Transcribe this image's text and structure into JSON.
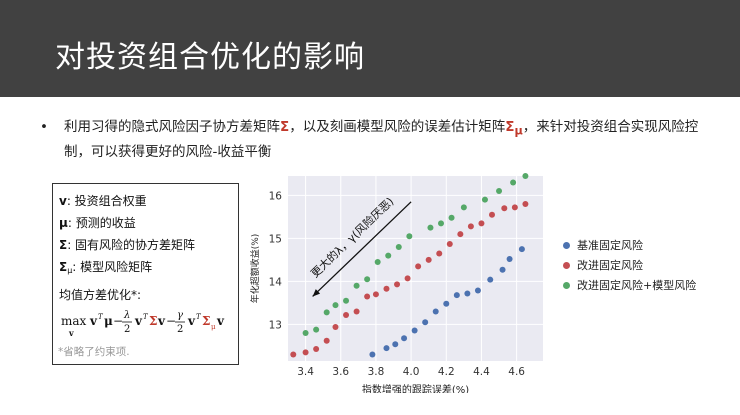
{
  "slide": {
    "title": "对投资组合优化的影响"
  },
  "bullet": {
    "marker": "•",
    "text_a": "利用习得的隐式风险因子协方差矩阵",
    "sym_sigma": "Σ",
    "text_b": "，以及刻画模型风险的误差估计矩阵",
    "sym_sigma_mu": "Σ",
    "sym_mu_sub": "μ",
    "text_c": "，来针对投资组合实现风险控制，可以获得更好的风险-收益平衡"
  },
  "legend_box": {
    "line1_sym": "v",
    "line1_text": ": 投资组合权重",
    "line2_sym": "μ",
    "line2_text": ": 预测的收益",
    "line3_sym": "Σ",
    "line3_text": ": 固有风险的协方差矩阵",
    "line4_sym": "Σ",
    "line4_sub": "μ",
    "line4_text": ": 模型风险矩阵",
    "formula_title": "均值方差优化*:",
    "formula_max": "max",
    "formula_var": "v",
    "formula_lambda": "λ",
    "formula_gamma": "γ",
    "formula_two": "2",
    "note": "*省略了约束项."
  },
  "chart_data": {
    "type": "scatter",
    "xlabel": "指数增强的跟踪误差(%)",
    "ylabel": "年化超额收益(%)",
    "xlim": [
      3.3,
      4.75
    ],
    "ylim": [
      12.15,
      16.45
    ],
    "xticks": [
      "3.4",
      "3.6",
      "3.8",
      "4.0",
      "4.2",
      "4.4",
      "4.6"
    ],
    "yticks": [
      "13",
      "14",
      "15",
      "16"
    ],
    "grid": true,
    "annotation": {
      "text": "更大的λ，γ(风险厌恶)",
      "arrow_from": [
        4.0,
        15.85
      ],
      "arrow_to": [
        3.44,
        13.65
      ]
    },
    "legend_position": "right",
    "series": [
      {
        "name": "基准固定风险",
        "color": "#4C72B0",
        "points": [
          [
            3.78,
            12.3
          ],
          [
            3.86,
            12.45
          ],
          [
            3.91,
            12.54
          ],
          [
            3.96,
            12.68
          ],
          [
            4.02,
            12.86
          ],
          [
            4.08,
            13.05
          ],
          [
            4.14,
            13.3
          ],
          [
            4.2,
            13.48
          ],
          [
            4.26,
            13.68
          ],
          [
            4.32,
            13.72
          ],
          [
            4.38,
            13.79
          ],
          [
            4.45,
            14.04
          ],
          [
            4.52,
            14.27
          ],
          [
            4.56,
            14.52
          ],
          [
            4.63,
            14.75
          ]
        ]
      },
      {
        "name": "改进固定风险",
        "color": "#C44E52",
        "points": [
          [
            3.33,
            12.3
          ],
          [
            3.4,
            12.35
          ],
          [
            3.46,
            12.43
          ],
          [
            3.52,
            12.62
          ],
          [
            3.57,
            12.94
          ],
          [
            3.63,
            13.22
          ],
          [
            3.69,
            13.3
          ],
          [
            3.75,
            13.65
          ],
          [
            3.8,
            13.7
          ],
          [
            3.86,
            13.83
          ],
          [
            3.92,
            13.93
          ],
          [
            3.98,
            14.07
          ],
          [
            4.04,
            14.35
          ],
          [
            4.1,
            14.5
          ],
          [
            4.16,
            14.65
          ],
          [
            4.22,
            14.87
          ],
          [
            4.28,
            15.1
          ],
          [
            4.34,
            15.28
          ],
          [
            4.4,
            15.35
          ],
          [
            4.46,
            15.55
          ],
          [
            4.53,
            15.7
          ],
          [
            4.59,
            15.72
          ],
          [
            4.65,
            15.8
          ]
        ]
      },
      {
        "name": "改进固定风险+模型风险",
        "color": "#55A868",
        "points": [
          [
            3.4,
            12.8
          ],
          [
            3.46,
            12.88
          ],
          [
            3.52,
            13.28
          ],
          [
            3.57,
            13.45
          ],
          [
            3.63,
            13.55
          ],
          [
            3.69,
            13.9
          ],
          [
            3.75,
            14.05
          ],
          [
            3.81,
            14.45
          ],
          [
            3.87,
            14.6
          ],
          [
            3.93,
            14.8
          ],
          [
            3.99,
            15.05
          ],
          [
            4.11,
            15.25
          ],
          [
            4.17,
            15.35
          ],
          [
            4.23,
            15.48
          ],
          [
            4.3,
            15.72
          ],
          [
            4.42,
            15.9
          ],
          [
            4.5,
            16.1
          ],
          [
            4.58,
            16.3
          ],
          [
            4.65,
            16.45
          ]
        ]
      }
    ]
  }
}
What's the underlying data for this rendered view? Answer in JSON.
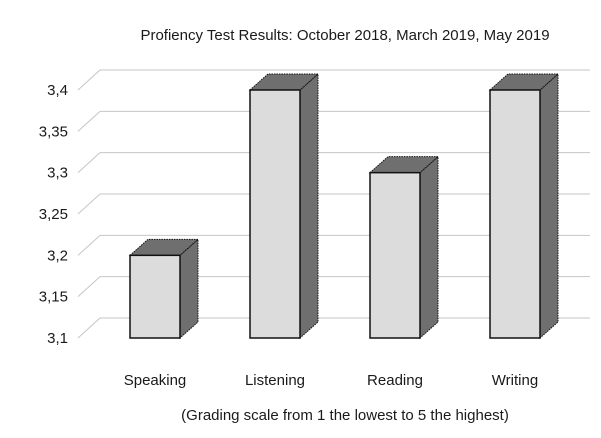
{
  "chart_data": {
    "type": "bar",
    "title": "Profiency Test Results: October 2018, March 2019, May 2019",
    "categories": [
      "Speaking",
      "Listening",
      "Reading",
      "Writing"
    ],
    "values": [
      3.2,
      3.4,
      3.3,
      3.4
    ],
    "ylim": [
      3.1,
      3.4
    ],
    "yticks": [
      "3,1",
      "3,15",
      "3,2",
      "3,25",
      "3,3",
      "3,35",
      "3,4"
    ],
    "ytick_values": [
      3.1,
      3.15,
      3.2,
      3.25,
      3.3,
      3.35,
      3.4
    ],
    "xlabel": "(Grading scale from 1 the lowest to 5 the highest)",
    "ylabel": "",
    "grid": true,
    "style": "3d-column",
    "colors": {
      "front": "#dcdcdc",
      "side": "#6f6f6f",
      "grid": "#c6c6c6"
    }
  }
}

+--

*Exercise*:
Your copy of the data should match it exactly, except that pictures are left out.

*Solved problem*:
Transcribe this image's text and structure into JSON.
{
  "slide": {
    "title": "对投资组合优化的影响"
  },
  "bullet": {
    "marker": "•",
    "text_a": "利用习得的隐式风险因子协方差矩阵",
    "sym_sigma": "Σ",
    "text_b": "，以及刻画模型风险的误差估计矩阵",
    "sym_sigma_mu": "Σ",
    "sym_mu_sub": "μ",
    "text_c": "，来针对投资组合实现风险控制，可以获得更好的风险-收益平衡"
  },
  "legend_box": {
    "line1_sym": "v",
    "line1_text": ": 投资组合权重",
    "line2_sym": "μ",
    "line2_text": ": 预测的收益",
    "line3_sym": "Σ",
    "line3_text": ": 固有风险的协方差矩阵",
    "line4_sym": "Σ",
    "line4_sub": "μ",
    "line4_text": ": 模型风险矩阵",
    "formula_title": "均值方差优化*:",
    "formula_max": "max",
    "formula_var": "v",
    "formula_lambda": "λ",
    "formula_gamma": "γ",
    "formula_two": "2",
    "note": "*省略了约束项."
  },
  "chart_data": {
    "type": "scatter",
    "xlabel": "指数增强的跟踪误差(%)",
    "ylabel": "年化超额收益(%)",
    "xlim": [
      3.3,
      4.75
    ],
    "ylim": [
      12.15,
      16.45
    ],
    "xticks": [
      "3.4",
      "3.6",
      "3.8",
      "4.0",
      "4.2",
      "4.4",
      "4.6"
    ],
    "yticks": [
      "13",
      "14",
      "15",
      "16"
    ],
    "grid": true,
    "annotation": {
      "text": "更大的λ，γ(风险厌恶)",
      "arrow_from": [
        4.0,
        15.85
      ],
      "arrow_to": [
        3.44,
        13.65
      ]
    },
    "legend_position": "right",
    "series": [
      {
        "name": "基准固定风险",
        "color": "#4C72B0",
        "points": [
          [
            3.78,
            12.3
          ],
          [
            3.86,
            12.45
          ],
          [
            3.91,
            12.54
          ],
          [
            3.96,
            12.68
          ],
          [
            4.02,
            12.86
          ],
          [
            4.08,
            13.05
          ],
          [
            4.14,
            13.3
          ],
          [
            4.2,
            13.48
          ],
          [
            4.26,
            13.68
          ],
          [
            4.32,
            13.72
          ],
          [
            4.38,
            13.79
          ],
          [
            4.45,
            14.04
          ],
          [
            4.52,
            14.27
          ],
          [
            4.56,
            14.52
          ],
          [
            4.63,
            14.75
          ]
        ]
      },
      {
        "name": "改进固定风险",
        "color": "#C44E52",
        "points": [
          [
            3.33,
            12.3
          ],
          [
            3.4,
            12.35
          ],
          [
            3.46,
            12.43
          ],
          [
            3.52,
            12.62
          ],
          [
            3.57,
            12.94
          ],
          [
            3.63,
            13.22
          ],
          [
            3.69,
            13.3
          ],
          [
            3.75,
            13.65
          ],
          [
            3.8,
            13.7
          ],
          [
            3.86,
            13.83
          ],
          [
            3.92,
            13.93
          ],
          [
            3.98,
            14.07
          ],
          [
            4.04,
            14.35
          ],
          [
            4.1,
            14.5
          ],
          [
            4.16,
            14.65
          ],
          [
            4.22,
            14.87
          ],
          [
            4.28,
            15.1
          ],
          [
            4.34,
            15.28
          ],
          [
            4.4,
            15.35
          ],
          [
            4.46,
            15.55
          ],
          [
            4.53,
            15.7
          ],
          [
            4.59,
            15.72
          ],
          [
            4.65,
            15.8
          ]
        ]
      },
      {
        "name": "改进固定风险+模型风险",
        "color": "#55A868",
        "points": [
          [
            3.4,
            12.8
          ],
          [
            3.46,
            12.88
          ],
          [
            3.52,
            13.28
          ],
          [
            3.57,
            13.45
          ],
          [
            3.63,
            13.55
          ],
          [
            3.69,
            13.9
          ],
          [
            3.75,
            14.05
          ],
          [
            3.81,
            14.45
          ],
          [
            3.87,
            14.6
          ],
          [
            3.93,
            14.8
          ],
          [
            3.99,
            15.05
          ],
          [
            4.11,
            15.25
          ],
          [
            4.17,
            15.35
          ],
          [
            4.23,
            15.48
          ],
          [
            4.3,
            15.72
          ],
          [
            4.42,
            15.9
          ],
          [
            4.5,
            16.1
          ],
          [
            4.58,
            16.3
          ],
          [
            4.65,
            16.45
          ]
        ]
      }
    ]
  }
}
What's the underlying data for this rendered view? Answer in JSON.
{
  "chart_data": {
    "type": "bar",
    "title": "Profiency Test Results: October 2018, March 2019, May 2019",
    "categories": [
      "Speaking",
      "Listening",
      "Reading",
      "Writing"
    ],
    "values": [
      3.2,
      3.4,
      3.3,
      3.4
    ],
    "ylim": [
      3.1,
      3.4
    ],
    "yticks": [
      "3,1",
      "3,15",
      "3,2",
      "3,25",
      "3,3",
      "3,35",
      "3,4"
    ],
    "ytick_values": [
      3.1,
      3.15,
      3.2,
      3.25,
      3.3,
      3.35,
      3.4
    ],
    "xlabel": "(Grading scale from 1 the lowest to 5 the highest)",
    "ylabel": "",
    "grid": true,
    "style": "3d-column",
    "colors": {
      "front": "#dcdcdc",
      "side": "#6f6f6f",
      "grid": "#c6c6c6"
    }
  }
}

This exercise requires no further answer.